The request: Return all entries precisely as they stand, without the images.

Record extracts:
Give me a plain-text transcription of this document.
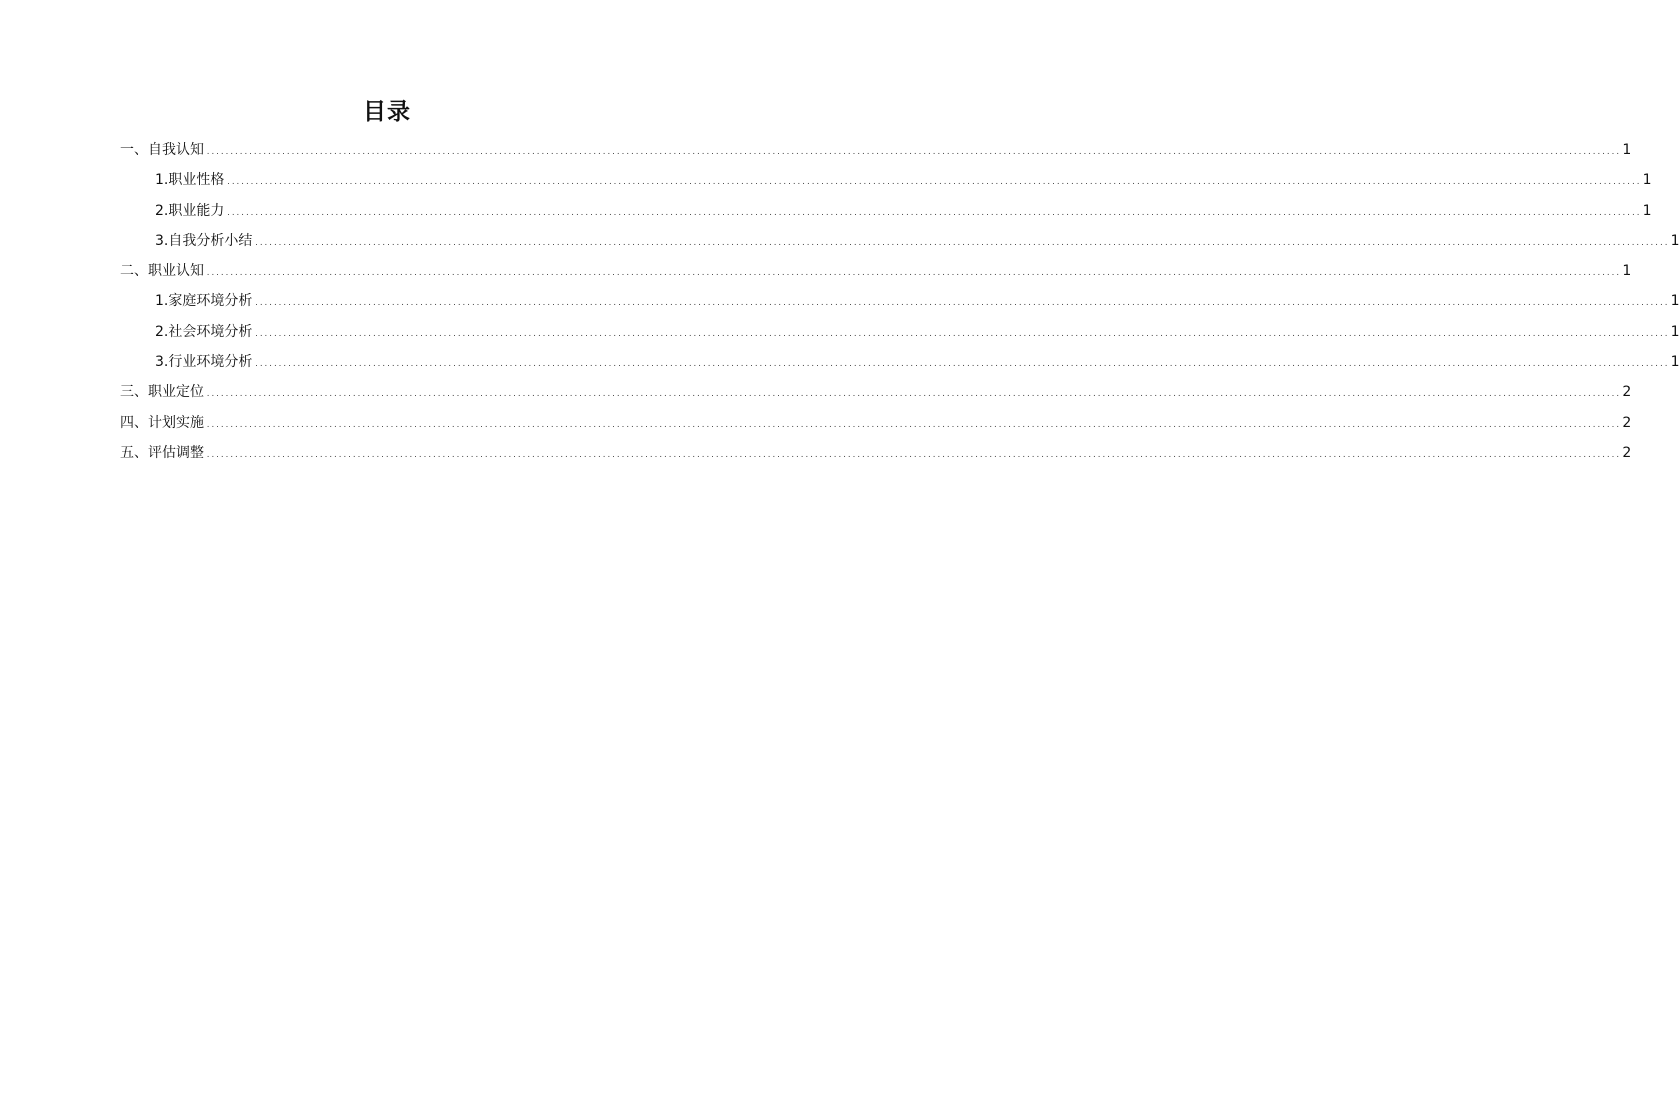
目录
一、自我认知 ............................................................................................................................................................................................................................................................................................................ 1
1.职业性格 ............................................................................................................................................................................................................................................................................................................ 1
2.职业能力 ............................................................................................................................................................................................................................................................................................................ 1
3.自我分析小结 ............................................................................................................................................................................................................................................................................................................ 1
二、职业认知 ............................................................................................................................................................................................................................................................................................................ 1
1.家庭环境分析 ............................................................................................................................................................................................................................................................................................................ 1
2.社会环境分析 ............................................................................................................................................................................................................................................................................................................ 1
3.行业环境分析 ............................................................................................................................................................................................................................................................................................................ 1
三、职业定位 ............................................................................................................................................................................................................................................................................................................ 2
四、计划实施 ............................................................................................................................................................................................................................................................................................................ 2
五、评估调整 ............................................................................................................................................................................................................................................................................................................ 2
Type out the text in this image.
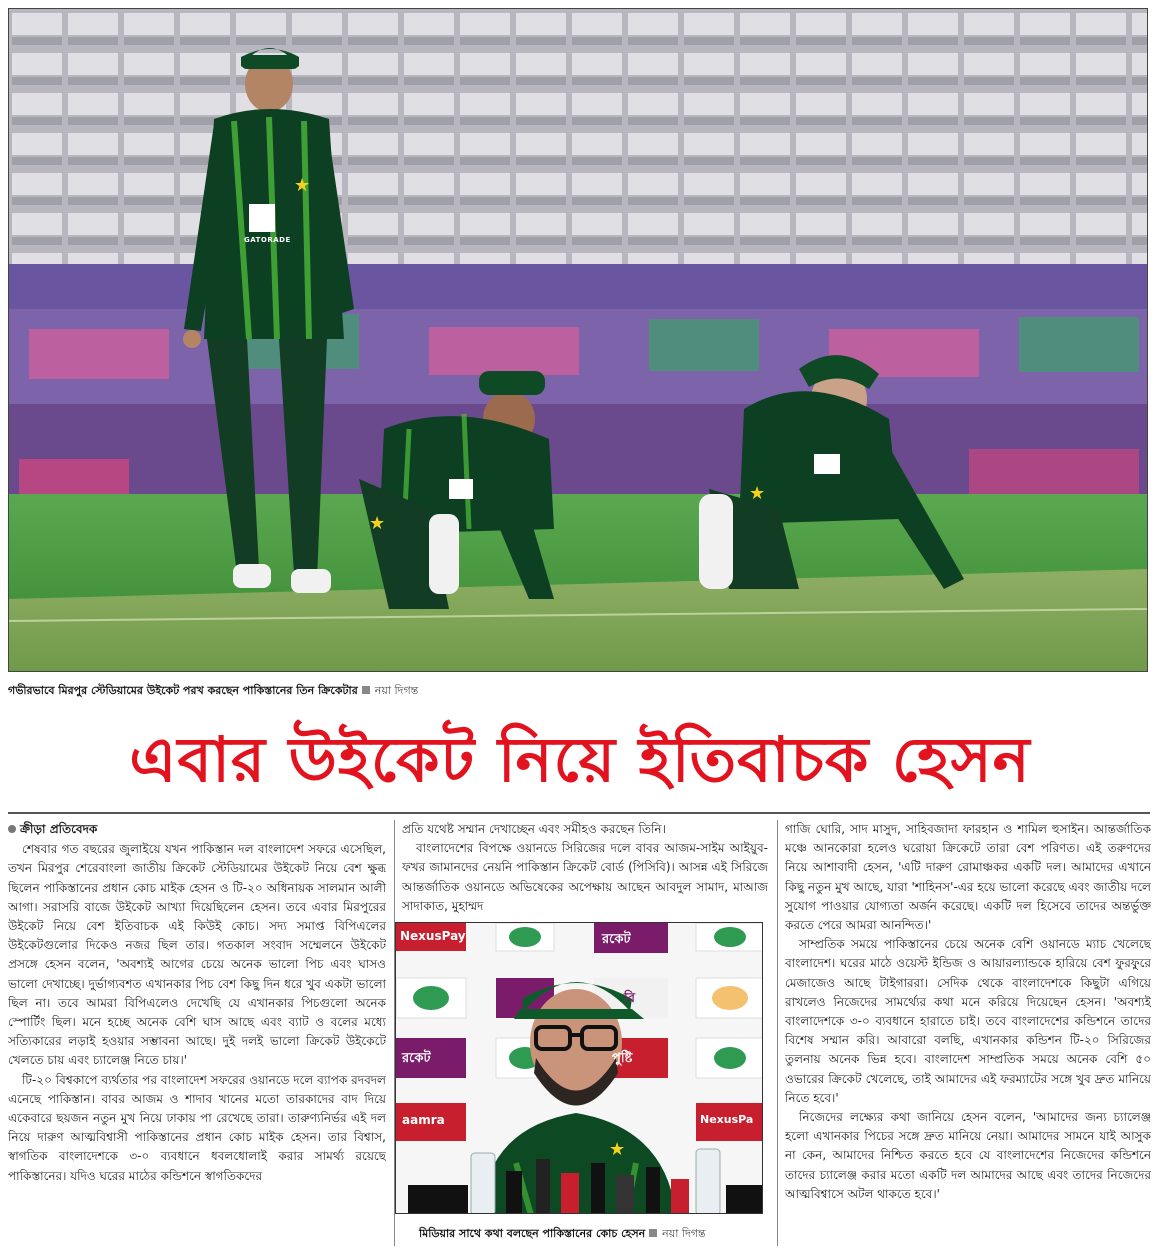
★
★
★
গভীরভাবে মিরপুর স্টেডিয়ামের উইকেট পরখ করছেন পাকিস্তানের তিন ক্রিকেটার নয়া দিগন্ত
GATORADE
এবার উইকেট নিয়ে ইতিবাচক হেসন
ক্রীড়া প্রতিবেদক

শেষবার গত বছরের জুলাইয়ে যখন পাকিস্তান দল বাংলাদেশ সফরে এসেছিল, তখন মিরপুর শেরেবাংলা জাতীয় ক্রিকেট স্টেডিয়ামের উইকেট নিয়ে বেশ ক্ষুব্ধ ছিলেন পাকিস্তানের প্রধান কোচ মাইক হেসন ও টি-২০ অধিনায়ক সালমান আলী আগা। সরাসরি বাজে উইকেট আখ্যা দিয়েছিলেন হেসন। তবে এবার মিরপুরের উইকেট নিয়ে বেশ ইতিবাচক এই কিউই কোচ। সদ্য সমাপ্ত বিপিএলের উইকেটগুলোর দিকেও নজর ছিল তার। গতকাল সংবাদ সম্মেলনে উইকেট প্রসঙ্গে হেসন বলেন, 'অবশ্যই আগের চেয়ে অনেক ভালো পিচ এবং ঘাসও ভালো দেখাচ্ছে। দুর্ভাগ্যবশত এখানকার পিচ বেশ কিছু দিন ধরে খুব একটা ভালো ছিল না। তবে আমরা বিপিএলেও দেখেছি যে এখানকার পিচগুলো অনেক স্পোর্টিং ছিল। মনে হচ্ছে অনেক বেশি ঘাস আছে এবং ব্যাট ও বলের মধ্যে সত্যিকারের লড়াই হওয়ার সম্ভাবনা আছে। দুই দলই ভালো ক্রিকেট উইকেটে খেলতে চায় এবং চ্যালেঞ্জ নিতে চায়।'

টি-২০ বিশ্বকাপে ব্যর্থতার পর বাংলাদেশ সফরের ওয়ানডে দলে ব্যাপক রদবদল এনেছে পাকিস্তান। বাবর আজম ও শাদাব খানের মতো তারকাদের বাদ দিয়ে একেবারে ছয়জন নতুন মুখ নিয়ে ঢাকায় পা রেখেছে তারা। তারুণ্যনির্ভর এই দল নিয়ে দারুণ আত্মবিশ্বাসী পাকিস্তানের প্রধান কোচ মাইক হেসন। তার বিশ্বাস, স্বাগতিক বাংলাদেশকে ৩-০ ব্যবধানে ধবলধোলাই করার সামর্থ্য রয়েছে পাকিস্তানের। যদিও ঘরের মাঠের কন্ডিশনে স্বাগতিকদের

প্রতি যথেষ্ট সম্মান দেখাচ্ছেন এবং সমীহও করছেন তিনি।

বাংলাদেশের বিপক্ষে ওয়ানডে সিরিজের দলে বাবর আজম-সাইম আইয়ুব-ফখর জামানদের নেয়নি পাকিস্তান ক্রিকেট বোর্ড (পিসিবি)। আসন্ন এই সিরিজে আন্তর্জাতিক ওয়ানডে অভিষেকের অপেক্ষায় আছেন আবদুল সামাদ, মাআজ সাদাকাত, মুহাম্মদ

★
NexusPay	রকেট
রকেট
aamra	NexusPa
পুষ্টি
বি
মিডিয়ার সাথে কথা বলছেন পাকিস্তানের কোচ হেসন নয়া দিগন্ত

গাজি ঘোরি, সাদ মাসুদ, সাহিবজাদা ফারহান ও শামিল হুসাইন। আন্তর্জাতিক মঞ্চে আনকোরা হলেও ঘরোয়া ক্রিকেটে তারা বেশ পরিণত। এই তরুণদের নিয়ে আশাবাদী হেসন, 'এটি দারুণ রোমাঞ্চকর একটি দল। আমাদের এখানে কিছু নতুন মুখ আছে, যারা 'শাহিনস'-এর হয়ে ভালো করেছে এবং জাতীয় দলে সুযোগ পাওয়ার যোগ্যতা অর্জন করেছে। একটি দল হিসেবে তাদের অন্তর্ভুক্ত করতে পেরে আমরা আনন্দিত।'

সাম্প্রতিক সময়ে পাকিস্তানের চেয়ে অনেক বেশি ওয়ানডে ম্যাচ খেলেছে বাংলাদেশ। ঘরের মাঠে ওয়েস্ট ইন্ডিজ ও আয়ারল্যান্ডকে হারিয়ে বেশ ফুরফুরে মেজাজেও আছে টাইগাররা। সেদিক থেকে বাংলাদেশকে কিছুটা এগিয়ে রাখলেও নিজেদের সামর্থ্যের কথা মনে করিয়ে দিয়েছেন হেসন। 'অবশ্যই বাংলাদেশকে ৩-০ ব্যবধানে হারাতে চাই। তবে বাংলাদেশের কন্ডিশনে তাদের বিশেষ সম্মান করি। আবারো বলছি, এখানকার কন্ডিশন টি-২০ সিরিজের তুলনায় অনেক ভিন্ন হবে। বাংলাদেশ সাম্প্রতিক সময়ে অনেক বেশি ৫০ ওভারের ক্রিকেট খেলেছে, তাই আমাদের এই ফরম্যাটের সঙ্গে খুব দ্রুত মানিয়ে নিতে হবে।'

নিজেদের লক্ষ্যের কথা জানিয়ে হেসন বলেন, 'আমাদের জন্য চ্যালেঞ্জ হলো এখানকার পিচের সঙ্গে দ্রুত মানিয়ে নেয়া। আমাদের সামনে যাই আসুক না কেন, আমাদের নিশ্চিত করতে হবে যে বাংলাদেশের নিজেদের কন্ডিশনে তাদের চ্যালেঞ্জ করার মতো একটি দল আমাদের আছে এবং তাদের নিজেদের আত্মবিশ্বাসে অটল থাকতে হবে।'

Task response:
Give me a plain-text transcription of this document.
目录
一、自我认知 ............................................................................................................................................................................................................................................................................................................ 1
1.职业性格 ............................................................................................................................................................................................................................................................................................................ 1
2.职业能力 ............................................................................................................................................................................................................................................................................................................ 1
3.自我分析小结 ............................................................................................................................................................................................................................................................................................................ 1
二、职业认知 ............................................................................................................................................................................................................................................................................................................ 1
1.家庭环境分析 ............................................................................................................................................................................................................................................................................................................ 1
2.社会环境分析 ............................................................................................................................................................................................................................................................................................................ 1
3.行业环境分析 ............................................................................................................................................................................................................................................................................................................ 1
三、职业定位 ............................................................................................................................................................................................................................................................................................................ 2
四、计划实施 ............................................................................................................................................................................................................................................................................................................ 2
五、评估调整 ............................................................................................................................................................................................................................................................................................................ 2
Type out the text in this image.
★
★
★
গভীরভাবে মিরপুর স্টেডিয়ামের উইকেট পরখ করছেন পাকিস্তানের তিন ক্রিকেটার নয়া দিগন্ত
GATORADE
এবার উইকেট নিয়ে ইতিবাচক হেসন
ক্রীড়া প্রতিবেদক

শেষবার গত বছরের জুলাইয়ে যখন পাকিস্তান দল বাংলাদেশ সফরে এসেছিল, তখন মিরপুর শেরেবাংলা জাতীয় ক্রিকেট স্টেডিয়ামের উইকেট নিয়ে বেশ ক্ষুব্ধ ছিলেন পাকিস্তানের প্রধান কোচ মাইক হেসন ও টি-২০ অধিনায়ক সালমান আলী আগা। সরাসরি বাজে উইকেট আখ্যা দিয়েছিলেন হেসন। তবে এবার মিরপুরের উইকেট নিয়ে বেশ ইতিবাচক এই কিউই কোচ। সদ্য সমাপ্ত বিপিএলের উইকেটগুলোর দিকেও নজর ছিল তার। গতকাল সংবাদ সম্মেলনে উইকেট প্রসঙ্গে হেসন বলেন, 'অবশ্যই আগের চেয়ে অনেক ভালো পিচ এবং ঘাসও ভালো দেখাচ্ছে। দুর্ভাগ্যবশত এখানকার পিচ বেশ কিছু দিন ধরে খুব একটা ভালো ছিল না। তবে আমরা বিপিএলেও দেখেছি যে এখানকার পিচগুলো অনেক স্পোর্টিং ছিল। মনে হচ্ছে অনেক বেশি ঘাস আছে এবং ব্যাট ও বলের মধ্যে সত্যিকারের লড়াই হওয়ার সম্ভাবনা আছে। দুই দলই ভালো ক্রিকেট উইকেটে খেলতে চায় এবং চ্যালেঞ্জ নিতে চায়।'

টি-২০ বিশ্বকাপে ব্যর্থতার পর বাংলাদেশ সফরের ওয়ানডে দলে ব্যাপক রদবদল এনেছে পাকিস্তান। বাবর আজম ও শাদাব খানের মতো তারকাদের বাদ দিয়ে একেবারে ছয়জন নতুন মুখ নিয়ে ঢাকায় পা রেখেছে তারা। তারুণ্যনির্ভর এই দল নিয়ে দারুণ আত্মবিশ্বাসী পাকিস্তানের প্রধান কোচ মাইক হেসন। তার বিশ্বাস, স্বাগতিক বাংলাদেশকে ৩-০ ব্যবধানে ধবলধোলাই করার সামর্থ্য রয়েছে পাকিস্তানের। যদিও ঘরের মাঠের কন্ডিশনে স্বাগতিকদের

প্রতি যথেষ্ট সম্মান দেখাচ্ছেন এবং সমীহও করছেন তিনি।

বাংলাদেশের বিপক্ষে ওয়ানডে সিরিজের দলে বাবর আজম-সাইম আইয়ুব-ফখর জামানদের নেয়নি পাকিস্তান ক্রিকেট বোর্ড (পিসিবি)। আসন্ন এই সিরিজে আন্তর্জাতিক ওয়ানডে অভিষেকের অপেক্ষায় আছেন আবদুল সামাদ, মাআজ সাদাকাত, মুহাম্মদ

★
NexusPay	রকেট
রকেট
aamra	NexusPa
পুষ্টি
বি
মিডিয়ার সাথে কথা বলছেন পাকিস্তানের কোচ হেসন নয়া দিগন্ত

গাজি ঘোরি, সাদ মাসুদ, সাহিবজাদা ফারহান ও শামিল হুসাইন। আন্তর্জাতিক মঞ্চে আনকোরা হলেও ঘরোয়া ক্রিকেটে তারা বেশ পরিণত। এই তরুণদের নিয়ে আশাবাদী হেসন, 'এটি দারুণ রোমাঞ্চকর একটি দল। আমাদের এখানে কিছু নতুন মুখ আছে, যারা 'শাহিনস'-এর হয়ে ভালো করেছে এবং জাতীয় দলে সুযোগ পাওয়ার যোগ্যতা অর্জন করেছে। একটি দল হিসেবে তাদের অন্তর্ভুক্ত করতে পেরে আমরা আনন্দিত।'

সাম্প্রতিক সময়ে পাকিস্তানের চেয়ে অনেক বেশি ওয়ানডে ম্যাচ খেলেছে বাংলাদেশ। ঘরের মাঠে ওয়েস্ট ইন্ডিজ ও আয়ারল্যান্ডকে হারিয়ে বেশ ফুরফুরে মেজাজেও আছে টাইগাররা। সেদিক থেকে বাংলাদেশকে কিছুটা এগিয়ে রাখলেও নিজেদের সামর্থ্যের কথা মনে করিয়ে দিয়েছেন হেসন। 'অবশ্যই বাংলাদেশকে ৩-০ ব্যবধানে হারাতে চাই। তবে বাংলাদেশের কন্ডিশনে তাদের বিশেষ সম্মান করি। আবারো বলছি, এখানকার কন্ডিশন টি-২০ সিরিজের তুলনায় অনেক ভিন্ন হবে। বাংলাদেশ সাম্প্রতিক সময়ে অনেক বেশি ৫০ ওভারের ক্রিকেট খেলেছে, তাই আমাদের এই ফরম্যাটের সঙ্গে খুব দ্রুত মানিয়ে নিতে হবে।'

নিজেদের লক্ষ্যের কথা জানিয়ে হেসন বলেন, 'আমাদের জন্য চ্যালেঞ্জ হলো এখানকার পিচের সঙ্গে দ্রুত মানিয়ে নেয়া। আমাদের সামনে যাই আসুক না কেন, আমাদের নিশ্চিত করতে হবে যে বাংলাদেশের নিজেদের কন্ডিশনে তাদের চ্যালেঞ্জ করার মতো একটি দল আমাদের আছে এবং তাদের নিজেদের আত্মবিশ্বাসে অটল থাকতে হবে।'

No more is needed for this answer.